Exercise goal:
Check every line below for the word "this" and give only the number of lines where it appears.
++++++++
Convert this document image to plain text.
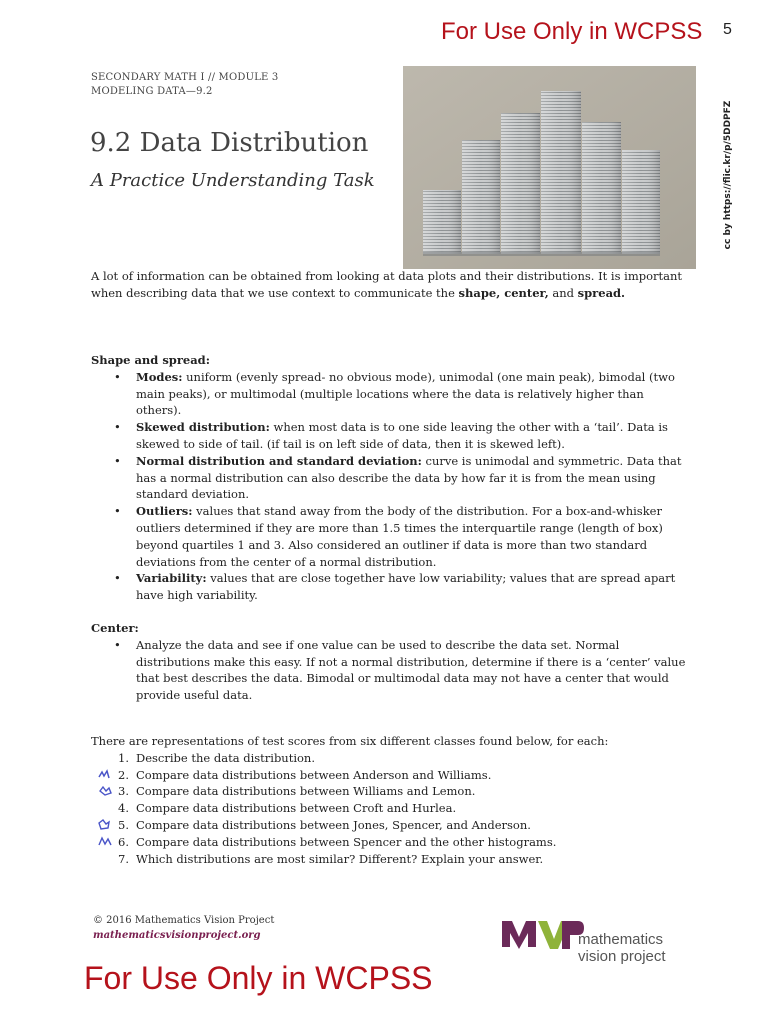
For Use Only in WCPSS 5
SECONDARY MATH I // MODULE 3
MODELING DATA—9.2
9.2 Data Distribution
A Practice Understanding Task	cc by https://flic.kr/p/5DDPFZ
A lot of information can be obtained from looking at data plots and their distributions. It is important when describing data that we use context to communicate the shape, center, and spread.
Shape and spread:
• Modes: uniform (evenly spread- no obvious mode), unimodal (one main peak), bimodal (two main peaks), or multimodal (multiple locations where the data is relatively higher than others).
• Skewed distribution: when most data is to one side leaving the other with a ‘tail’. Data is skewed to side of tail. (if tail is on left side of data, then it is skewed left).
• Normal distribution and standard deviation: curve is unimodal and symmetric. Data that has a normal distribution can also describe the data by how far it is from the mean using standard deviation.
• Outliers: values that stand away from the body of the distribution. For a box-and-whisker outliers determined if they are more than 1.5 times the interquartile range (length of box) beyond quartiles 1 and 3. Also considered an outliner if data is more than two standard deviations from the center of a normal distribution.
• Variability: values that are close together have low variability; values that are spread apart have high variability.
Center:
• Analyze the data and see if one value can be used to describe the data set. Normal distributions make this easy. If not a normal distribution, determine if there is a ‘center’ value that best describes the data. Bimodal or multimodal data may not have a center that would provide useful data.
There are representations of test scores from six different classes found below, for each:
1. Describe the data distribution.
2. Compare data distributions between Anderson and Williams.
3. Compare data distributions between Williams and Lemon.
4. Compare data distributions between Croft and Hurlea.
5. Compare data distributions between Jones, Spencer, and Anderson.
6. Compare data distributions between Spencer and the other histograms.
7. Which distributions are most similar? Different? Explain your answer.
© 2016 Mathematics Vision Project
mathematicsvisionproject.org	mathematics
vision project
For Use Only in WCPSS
++++++++
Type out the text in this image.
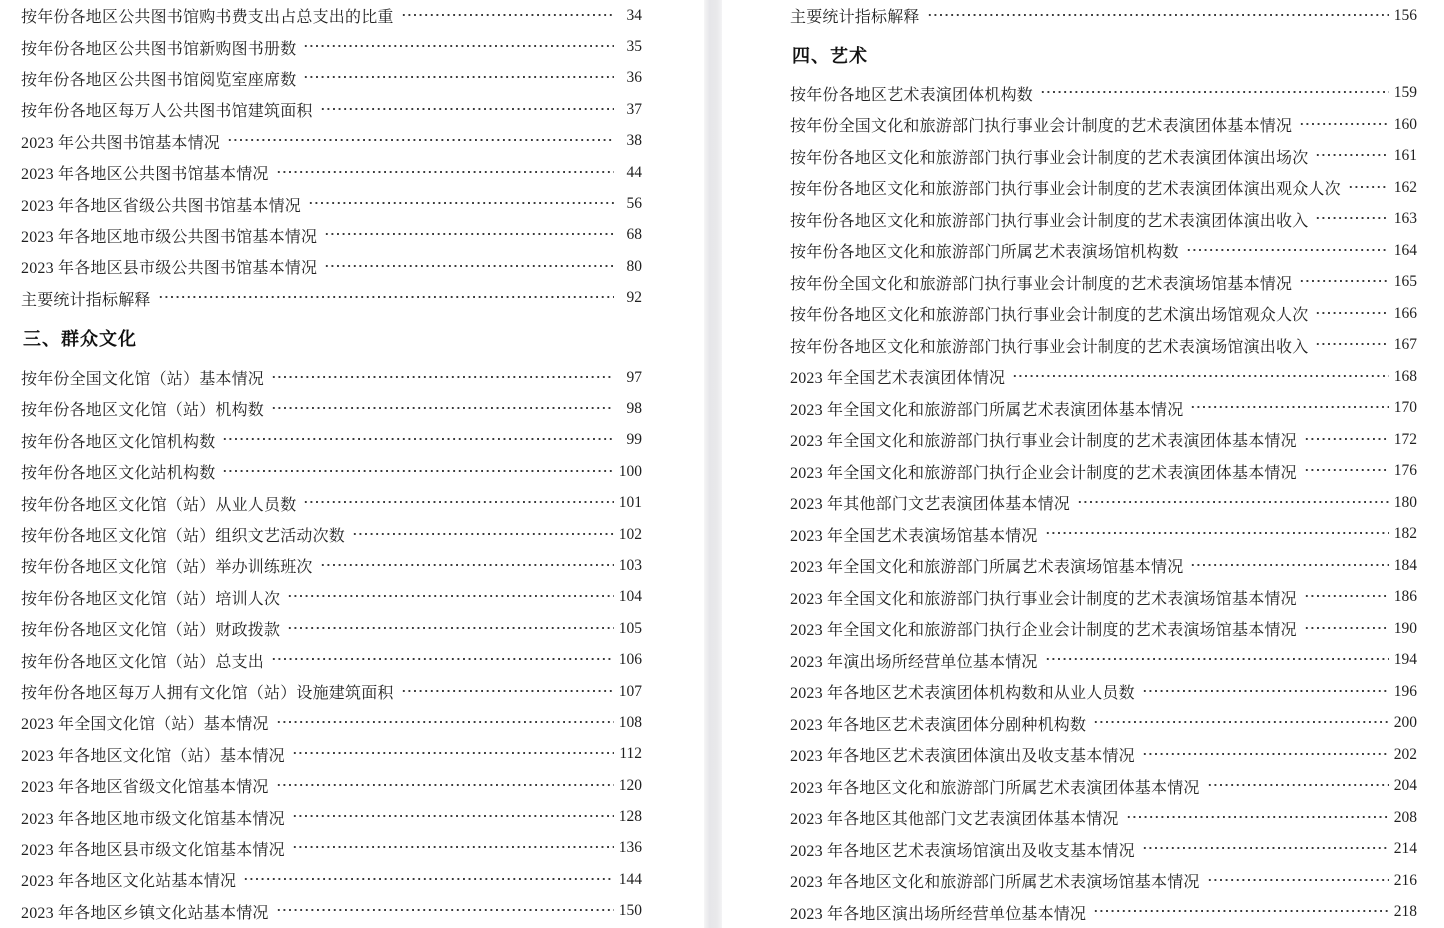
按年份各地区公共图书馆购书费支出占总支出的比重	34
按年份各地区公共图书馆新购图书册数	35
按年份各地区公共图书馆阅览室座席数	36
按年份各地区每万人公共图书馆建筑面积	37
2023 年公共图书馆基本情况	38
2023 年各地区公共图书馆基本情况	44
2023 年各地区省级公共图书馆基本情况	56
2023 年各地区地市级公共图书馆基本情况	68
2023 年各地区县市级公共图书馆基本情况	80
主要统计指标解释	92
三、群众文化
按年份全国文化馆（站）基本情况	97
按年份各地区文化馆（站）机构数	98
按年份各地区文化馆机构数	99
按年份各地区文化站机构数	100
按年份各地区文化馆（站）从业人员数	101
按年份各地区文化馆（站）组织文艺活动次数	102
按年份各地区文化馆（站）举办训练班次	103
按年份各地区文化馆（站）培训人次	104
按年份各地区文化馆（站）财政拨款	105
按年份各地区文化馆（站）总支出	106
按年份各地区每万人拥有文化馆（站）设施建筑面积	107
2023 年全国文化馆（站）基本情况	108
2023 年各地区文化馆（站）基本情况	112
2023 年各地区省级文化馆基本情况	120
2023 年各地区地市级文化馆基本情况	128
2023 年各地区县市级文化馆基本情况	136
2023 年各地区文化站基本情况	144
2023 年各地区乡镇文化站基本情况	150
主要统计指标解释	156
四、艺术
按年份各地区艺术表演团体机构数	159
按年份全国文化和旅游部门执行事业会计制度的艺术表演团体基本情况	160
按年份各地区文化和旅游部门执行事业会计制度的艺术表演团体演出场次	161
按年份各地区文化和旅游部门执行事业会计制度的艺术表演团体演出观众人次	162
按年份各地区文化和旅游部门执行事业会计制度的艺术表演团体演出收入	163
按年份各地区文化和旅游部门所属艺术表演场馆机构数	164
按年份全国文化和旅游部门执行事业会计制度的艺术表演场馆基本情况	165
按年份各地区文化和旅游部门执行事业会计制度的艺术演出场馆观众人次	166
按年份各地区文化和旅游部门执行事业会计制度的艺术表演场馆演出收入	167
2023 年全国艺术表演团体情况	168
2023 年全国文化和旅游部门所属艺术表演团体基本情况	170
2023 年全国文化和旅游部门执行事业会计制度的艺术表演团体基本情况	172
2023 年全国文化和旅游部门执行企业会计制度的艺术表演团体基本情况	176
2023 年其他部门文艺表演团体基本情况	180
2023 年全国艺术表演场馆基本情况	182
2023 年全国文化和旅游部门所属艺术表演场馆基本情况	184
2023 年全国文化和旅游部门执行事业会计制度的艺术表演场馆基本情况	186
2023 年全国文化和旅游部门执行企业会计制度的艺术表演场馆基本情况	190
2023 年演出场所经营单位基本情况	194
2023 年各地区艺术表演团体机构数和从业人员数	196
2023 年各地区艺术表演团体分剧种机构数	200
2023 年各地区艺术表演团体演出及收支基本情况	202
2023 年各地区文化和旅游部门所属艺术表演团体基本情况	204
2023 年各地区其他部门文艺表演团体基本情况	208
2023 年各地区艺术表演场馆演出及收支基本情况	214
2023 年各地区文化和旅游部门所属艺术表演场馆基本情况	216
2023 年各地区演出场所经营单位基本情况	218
++++++++
Output:
3